PROBLEM STATEMENT:
Please quote the material exactly, every line of it.

SUPPLIED DATA:
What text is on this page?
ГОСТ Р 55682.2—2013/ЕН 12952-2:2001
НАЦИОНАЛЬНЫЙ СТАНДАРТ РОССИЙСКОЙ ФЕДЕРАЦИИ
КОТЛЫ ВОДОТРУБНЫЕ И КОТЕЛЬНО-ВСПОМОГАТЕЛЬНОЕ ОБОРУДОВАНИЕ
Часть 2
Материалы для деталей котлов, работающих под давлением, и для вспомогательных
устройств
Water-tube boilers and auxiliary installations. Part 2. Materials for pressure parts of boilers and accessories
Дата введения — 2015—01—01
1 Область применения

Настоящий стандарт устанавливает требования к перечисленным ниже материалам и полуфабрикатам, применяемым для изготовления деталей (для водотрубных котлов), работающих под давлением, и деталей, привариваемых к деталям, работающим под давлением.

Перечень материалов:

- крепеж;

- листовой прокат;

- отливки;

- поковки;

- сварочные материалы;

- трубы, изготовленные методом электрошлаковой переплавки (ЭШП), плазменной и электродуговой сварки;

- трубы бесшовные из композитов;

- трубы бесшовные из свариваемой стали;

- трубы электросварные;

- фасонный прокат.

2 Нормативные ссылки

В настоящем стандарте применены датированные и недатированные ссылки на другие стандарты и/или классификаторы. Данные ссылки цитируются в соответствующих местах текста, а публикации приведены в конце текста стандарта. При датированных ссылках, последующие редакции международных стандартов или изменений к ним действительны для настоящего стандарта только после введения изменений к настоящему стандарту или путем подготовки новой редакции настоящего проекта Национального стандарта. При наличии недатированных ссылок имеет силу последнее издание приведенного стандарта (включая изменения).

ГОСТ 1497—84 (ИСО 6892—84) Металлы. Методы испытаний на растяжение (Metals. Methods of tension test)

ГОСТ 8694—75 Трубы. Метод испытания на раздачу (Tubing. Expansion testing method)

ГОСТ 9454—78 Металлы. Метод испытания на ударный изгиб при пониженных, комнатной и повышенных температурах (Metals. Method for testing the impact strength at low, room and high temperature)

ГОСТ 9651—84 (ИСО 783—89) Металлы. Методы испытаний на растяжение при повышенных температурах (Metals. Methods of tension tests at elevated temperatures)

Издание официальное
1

REPLY:
What text is on this page?
ГОСТ Р 55682.2—2013/ЕН 12952-2:2001
НАЦИОНАЛЬНЫЙ СТАНДАРТ РОССИЙСКОЙ ФЕДЕРАЦИИ
КОТЛЫ ВОДОТРУБНЫЕ И КОТЕЛЬНО-ВСПОМОГАТЕЛЬНОЕ ОБОРУДОВАНИЕ
Часть 2
Материалы для деталей котлов, работающих под давлением, и для вспомогательных
устройств
Water-tube boilers and auxiliary installations. Part 2. Materials for pressure parts of boilers and accessories
Дата введения — 2015—01—01
1 Область применения

Настоящий стандарт устанавливает требования к перечисленным ниже материалам и полуфабрикатам, применяемым для изготовления деталей (для водотрубных котлов), работающих под давлением, и деталей, привариваемых к деталям, работающим под давлением.

Перечень материалов:

- крепеж;

- листовой прокат;

- отливки;

- поковки;

- сварочные материалы;

- трубы, изготовленные методом электрошлаковой переплавки (ЭШП), плазменной и электродуговой сварки;

- трубы бесшовные из композитов;

- трубы бесшовные из свариваемой стали;

- трубы электросварные;

- фасонный прокат.

2 Нормативные ссылки

В настоящем стандарте применены датированные и недатированные ссылки на другие стандарты и/или классификаторы. Данные ссылки цитируются в соответствующих местах текста, а публикации приведены в конце текста стандарта. При датированных ссылках, последующие редакции международных стандартов или изменений к ним действительны для настоящего стандарта только после введения изменений к настоящему стандарту или путем подготовки новой редакции настоящего проекта Национального стандарта. При наличии недатированных ссылок имеет силу последнее издание приведенного стандарта (включая изменения).

ГОСТ 1497—84 (ИСО 6892—84) Металлы. Методы испытаний на растяжение (Metals. Methods of tension test)

ГОСТ 8694—75 Трубы. Метод испытания на раздачу (Tubing. Expansion testing method)

ГОСТ 9454—78 Металлы. Метод испытания на ударный изгиб при пониженных, комнатной и повышенных температурах (Metals. Method for testing the impact strength at low, room and high temperature)

ГОСТ 9651—84 (ИСО 783—89) Металлы. Методы испытаний на растяжение при повышенных температурах (Metals. Methods of tension tests at elevated temperatures)

Издание официальное
1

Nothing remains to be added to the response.